How is this fixed in the best possible manner?

public class SequentialPinger {
    public static void main(String args[]) throws Exception {

        String[] hostList = {"http://crunchify.com", "http://yahoo.com",
            "http://www.ebay.com", "http://google.com",
            "http://www.example.co", "https://paypal.com",
            "http://bing.com/", "http://techcrunch.com/",
            "http://mashable.com/", "http://thenextweb.com/",
            "http://wordpress.com/", "http://cphbusiness.dk/",
            "http://example.com/", "http://sjsu.edu/",
            "http://ebay.co.uk/", "http://google.co.uk/",
            "http://www.wikipedia.org/",
            "http://dr.dk", "http://pol.dk", "https://www.google.dk",
            "http://phoronix.com", "http://www.webupd8.org/",
            "https://studypoint-plaul.rhcloud.com/", "http://stackoverflow.com",
            "http://docs.oracle.com", "https://fronter.com",
            "http://imgur.com/", "http://www.imagemagick.org"
        };

        List<CallableImpl> callList = new ArrayList();
        ExecutorService es = Executors.newFixedThreadPool(4);

        for (String url : hostList) {
            CallableImpl callable = new CallableImpl(url);
            callList.add(callable);
        }
        for (CallableImpl callableImpl : callList) {
            System.out.println("Trying to connect to: " + callableImpl.getUrl());
            Future<String> lol = es.submit(callableImpl);
            System.out.println("status: " + lol.get());
        }

        es.shutdown();

    }
}

My Callable implementation

public class CallableImpl implements Callable<String> {

    private final String url;

    public CallableImpl(String url) {
        this.url = url;
    }

    public String getUrl() {
        return url;
    }

    @Override
    public String call() {
        String result = "Error";

        try {
            URL siteURL = new URL(url);
            HttpURLConnection connection = (HttpURLConnection) siteURL
                    .openConnection();
            connection.setRequestMethod("GET");

            connection.connect();

            int code = connection.getResponseCode();
            if (code == 200) {
                result = "Green";
            }

            if (code == 301) {
                result = "Redirect";
            }

        } catch (IOException e) {
            result = "->Red<-";
        }
        return result;
    }
}

In your code you submit Callable to ExecutorService one by one and immediately call Future.get() which will block until result is ready (or exception is thrown at runtime).

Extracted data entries
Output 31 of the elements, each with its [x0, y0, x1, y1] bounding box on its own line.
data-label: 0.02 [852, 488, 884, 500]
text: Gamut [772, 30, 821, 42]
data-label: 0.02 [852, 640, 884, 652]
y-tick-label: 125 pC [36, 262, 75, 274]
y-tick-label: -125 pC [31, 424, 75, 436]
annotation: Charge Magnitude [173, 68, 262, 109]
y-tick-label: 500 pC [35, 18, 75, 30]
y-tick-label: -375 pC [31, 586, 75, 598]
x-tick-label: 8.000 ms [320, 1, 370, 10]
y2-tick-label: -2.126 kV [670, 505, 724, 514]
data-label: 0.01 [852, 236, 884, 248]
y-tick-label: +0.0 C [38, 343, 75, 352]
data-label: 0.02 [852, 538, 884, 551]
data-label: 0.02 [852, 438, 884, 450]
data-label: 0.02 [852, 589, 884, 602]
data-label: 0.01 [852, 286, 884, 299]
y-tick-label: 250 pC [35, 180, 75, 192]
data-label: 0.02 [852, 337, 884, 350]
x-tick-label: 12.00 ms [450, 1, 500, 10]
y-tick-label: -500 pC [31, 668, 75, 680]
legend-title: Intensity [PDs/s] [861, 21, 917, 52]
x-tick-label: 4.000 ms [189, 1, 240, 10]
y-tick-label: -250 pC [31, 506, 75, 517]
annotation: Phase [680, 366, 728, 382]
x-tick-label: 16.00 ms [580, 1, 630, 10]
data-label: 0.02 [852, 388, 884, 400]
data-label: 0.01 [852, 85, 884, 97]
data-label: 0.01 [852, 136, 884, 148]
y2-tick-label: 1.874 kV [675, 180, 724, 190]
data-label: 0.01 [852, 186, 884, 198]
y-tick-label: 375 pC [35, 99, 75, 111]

▶ [WORK TO BE COMPLETED] Continue the Java pinger discussion from the point where it stops.

▶ [RESULT FOR THIS TASK]
You'd better wrap ExecutorService with CompletionSerivce which provides results as soon as they are ready. And split for-loop into two loops: one to submit all Callable s and second to check results.

ExecutorService es = Executors.newFixedThreadPool(4);
ExecutorCompletionService<String> completionService = new ExecutorCompletionService<>(es);

for (CallableImpl callableImpl : callList) {
        System.out.println("Trying to connect to: " + callableImpl.getUrl());
        completionService.submit(callableImpl);
}
for (int i = 0; i < callList.size(); ++i) {
    completionService.take().get();   //fetch next finished Future and check its result
}

Problem

You call get() on the Future directly after creating it, blocking the main thread. Thus you don't have any parallel calls at all, and making the ExecutorService essentially useless. Your code is equivalent to simply calling callableImpl.call() yourself.

Solution

Don't call get() if you want to continue execution and have each CallableImpl run in parallel. Instead you can call es.awaitTermination() after es.shutdown() .

I suggest using a CompletableFuture added in Java 8 and add a callback to it.

CompletableFuture.supplyAsync(myCallable::call, es)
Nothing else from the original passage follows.